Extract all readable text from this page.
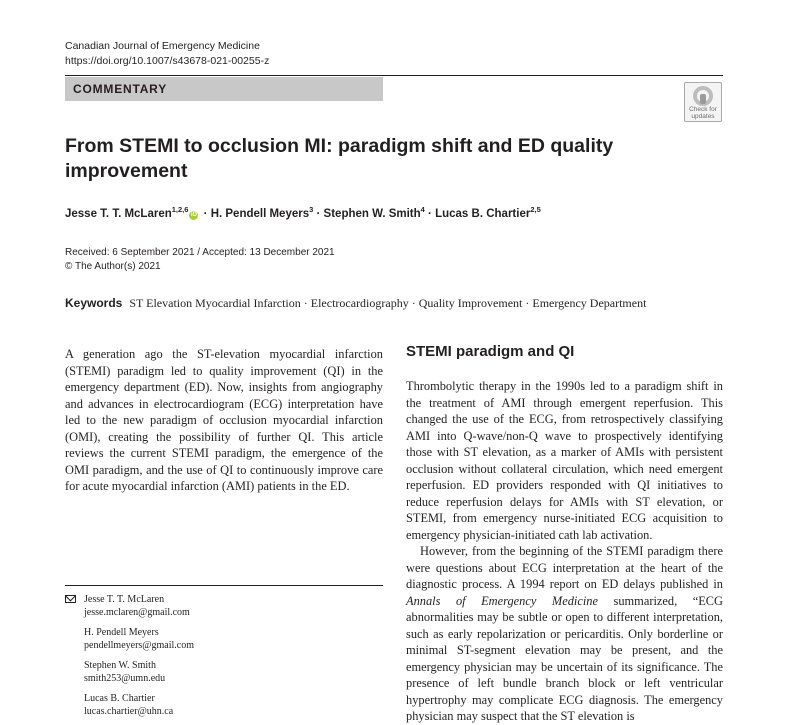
Canadian Journal of Emergency Medicine
https://doi.org/10.1007/s43678-021-00255-z
COMMENTARY
Check for
updates
From STEMI to occlusion MI: paradigm shift and ED quality improvement
Jesse T. T. McLaren$^{1,2,6}$iD · H. Pendell Meyers$^3$ · Stephen W. Smith$^4$ · Lucas B. Chartier$^{2,5}$
Received: 6 September 2021 / Accepted: 13 December 2021
© The Author(s) 2021
Keywords ST Elevation Myocardial Infarction · Electrocardiography · Quality Improvement · Emergency Department
A generation ago the ST-elevation myocardial infarction (STEMI) paradigm led to quality improvement (QI) in the emergency department (ED). Now, insights from angiography and advances in electrocardiogram (ECG) interpretation have led to the new paradigm of occlusion myocardial infarction (OMI), creating the possibility of further QI. This article reviews the current STEMI paradigm, the emergence of the OMI paradigm, and the use of QI to continuously improve care for acute myocardial infarction (AMI) patients in the ED.
Jesse T. T. McLaren
jesse.mclaren@gmail.com
H. Pendell Meyers
pendellmeyers@gmail.com
Stephen W. Smith
smith253@umn.edu
Lucas B. Chartier
lucas.chartier@uhn.ca
STEMI paradigm and QI

Thrombolytic therapy in the 1990s led to a paradigm shift in the treatment of AMI through emergent reperfusion. This changed the use of the ECG, from retrospectively classifying AMI into Q-wave/non-Q wave to prospectively identifying those with ST elevation, as a marker of AMIs with persistent occlusion without collateral circulation, which need emergent reperfusion. ED providers responded with QI initiatives to reduce reperfusion delays for AMIs with ST elevation, or STEMI, from emergency nurse-initiated ECG acquisition to emergency physician-initiated cath lab activation.

However, from the beginning of the STEMI paradigm there were questions about ECG interpretation at the heart of the diagnostic process. A 1994 report on ED delays published in Annals of Emergency Medicine summarized, “ECG abnormalities may be subtle or open to different interpretation, such as early repolarization or pericarditis. Only borderline or minimal ST-segment elevation may be present, and the emergency physician may be uncertain of its significance. The presence of left bundle branch block or left ventricular hypertrophy may complicate ECG diagnosis. The emergency physician may suspect that the ST elevation is
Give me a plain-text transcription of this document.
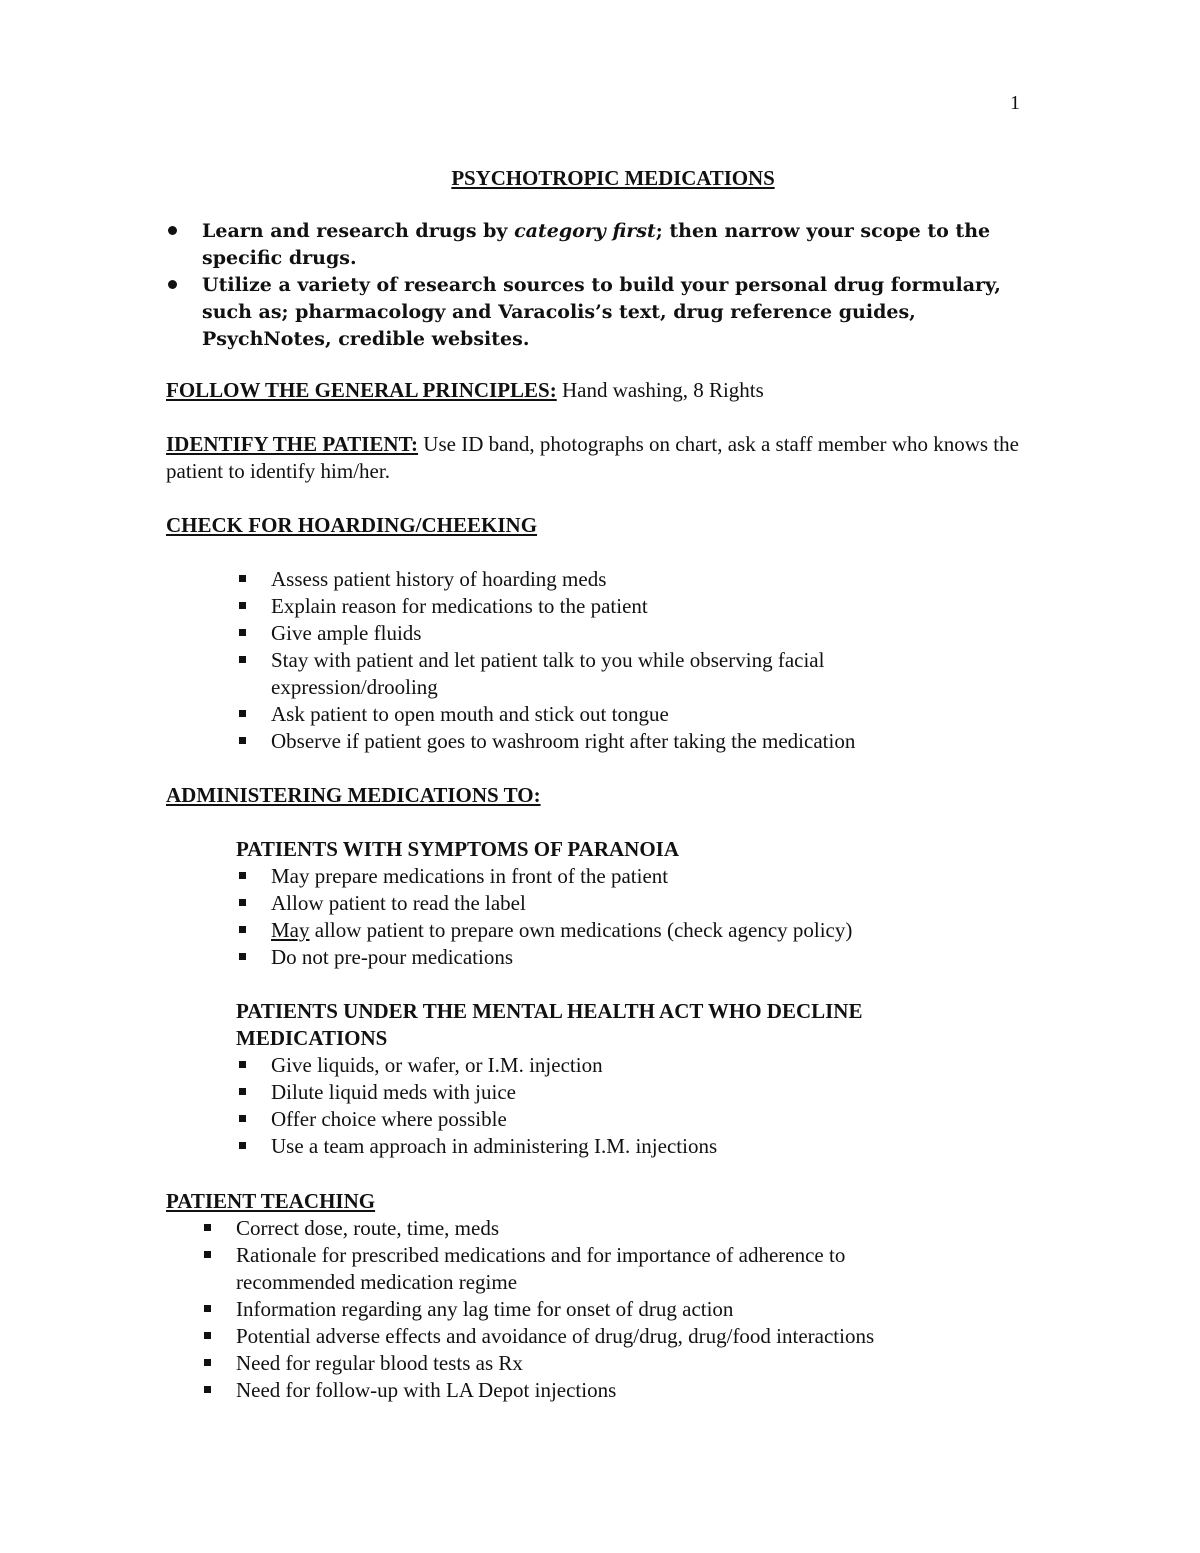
1
PSYCHOTROPIC MEDICATIONS
Learn and research drugs by category first; then narrow your scope to the specific drugs.
Utilize a variety of research sources to build your personal drug formulary, such as; pharmacology and Varacolis’s text, drug reference guides, PsychNotes, credible websites.
FOLLOW THE GENERAL PRINCIPLES: Hand washing, 8 Rights
IDENTIFY THE PATIENT: Use ID band, photographs on chart, ask a staff member who knows the patient to identify him/her.
CHECK FOR HOARDING/CHEEKING
Assess patient history of hoarding meds
Explain reason for medications to the patient
Give ample fluids
Stay with patient and let patient talk to you while observing facial expression/drooling
Ask patient to open mouth and stick out tongue
Observe if patient goes to washroom right after taking the medication
ADMINISTERING MEDICATIONS TO:
PATIENTS WITH SYMPTOMS OF PARANOIA
May prepare medications in front of the patient
Allow patient to read the label
May allow patient to prepare own medications (check agency policy)
Do not pre-pour medications
PATIENTS UNDER THE MENTAL HEALTH ACT WHO DECLINE MEDICATIONS
Give liquids, or wafer, or I.M. injection
Dilute liquid meds with juice
Offer choice where possible
Use a team approach in administering I.M. injections
PATIENT TEACHING
Correct dose, route, time, meds
Rationale for prescribed medications and for importance of adherence to recommended medication regime
Information regarding any lag time for onset of drug action
Potential adverse effects and avoidance of drug/drug, drug/food interactions
Need for regular blood tests as Rx
Need for follow-up with LA Depot injections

------------------------------------------------

■ Required work
In the copy, every entry appears exactly as written above and no picture appears.

■ Solution for this task
Extract all readable text from this page.
Canadian Journal of Emergency Medicine
https://doi.org/10.1007/s43678-021-00255-z
COMMENTARY
Check for
updates
From STEMI to occlusion MI: paradigm shift and ED quality improvement
Jesse T. T. McLaren$^{1,2,6}$iD · H. Pendell Meyers$^3$ · Stephen W. Smith$^4$ · Lucas B. Chartier$^{2,5}$
Received: 6 September 2021 / Accepted: 13 December 2021
© The Author(s) 2021
Keywords ST Elevation Myocardial Infarction · Electrocardiography · Quality Improvement · Emergency Department
A generation ago the ST-elevation myocardial infarction (STEMI) paradigm led to quality improvement (QI) in the emergency department (ED). Now, insights from angiography and advances in electrocardiogram (ECG) interpretation have led to the new paradigm of occlusion myocardial infarction (OMI), creating the possibility of further QI. This article reviews the current STEMI paradigm, the emergence of the OMI paradigm, and the use of QI to continuously improve care for acute myocardial infarction (AMI) patients in the ED.
Jesse T. T. McLaren
jesse.mclaren@gmail.com
H. Pendell Meyers
pendellmeyers@gmail.com
Stephen W. Smith
smith253@umn.edu
Lucas B. Chartier
lucas.chartier@uhn.ca
STEMI paradigm and QI

Thrombolytic therapy in the 1990s led to a paradigm shift in the treatment of AMI through emergent reperfusion. This changed the use of the ECG, from retrospectively classifying AMI into Q-wave/non-Q wave to prospectively identifying those with ST elevation, as a marker of AMIs with persistent occlusion without collateral circulation, which need emergent reperfusion. ED providers responded with QI initiatives to reduce reperfusion delays for AMIs with ST elevation, or STEMI, from emergency nurse-initiated ECG acquisition to emergency physician-initiated cath lab activation.

However, from the beginning of the STEMI paradigm there were questions about ECG interpretation at the heart of the diagnostic process. A 1994 report on ED delays published in Annals of Emergency Medicine summarized, “ECG abnormalities may be subtle or open to different interpretation, such as early repolarization or pericarditis. Only borderline or minimal ST-segment elevation may be present, and the emergency physician may be uncertain of its significance. The presence of left bundle branch block or left ventricular hypertrophy may complicate ECG diagnosis. The emergency physician may suspect that the ST elevation is
Give me a plain-text transcription of this document.
1
PSYCHOTROPIC MEDICATIONS
Learn and research drugs by category first; then narrow your scope to the specific drugs.
Utilize a variety of research sources to build your personal drug formulary, such as; pharmacology and Varacolis’s text, drug reference guides, PsychNotes, credible websites.
FOLLOW THE GENERAL PRINCIPLES: Hand washing, 8 Rights
IDENTIFY THE PATIENT: Use ID band, photographs on chart, ask a staff member who knows the patient to identify him/her.
CHECK FOR HOARDING/CHEEKING
Assess patient history of hoarding meds
Explain reason for medications to the patient
Give ample fluids
Stay with patient and let patient talk to you while observing facial expression/drooling
Ask patient to open mouth and stick out tongue
Observe if patient goes to washroom right after taking the medication
ADMINISTERING MEDICATIONS TO:
PATIENTS WITH SYMPTOMS OF PARANOIA
May prepare medications in front of the patient
Allow patient to read the label
May allow patient to prepare own medications (check agency policy)
Do not pre-pour medications
PATIENTS UNDER THE MENTAL HEALTH ACT WHO DECLINE MEDICATIONS
Give liquids, or wafer, or I.M. injection
Dilute liquid meds with juice
Offer choice where possible
Use a team approach in administering I.M. injections
PATIENT TEACHING
Correct dose, route, time, meds
Rationale for prescribed medications and for importance of adherence to recommended medication regime
Information regarding any lag time for onset of drug action
Potential adverse effects and avoidance of drug/drug, drug/food interactions
Need for regular blood tests as Rx
Need for follow-up with LA Depot injections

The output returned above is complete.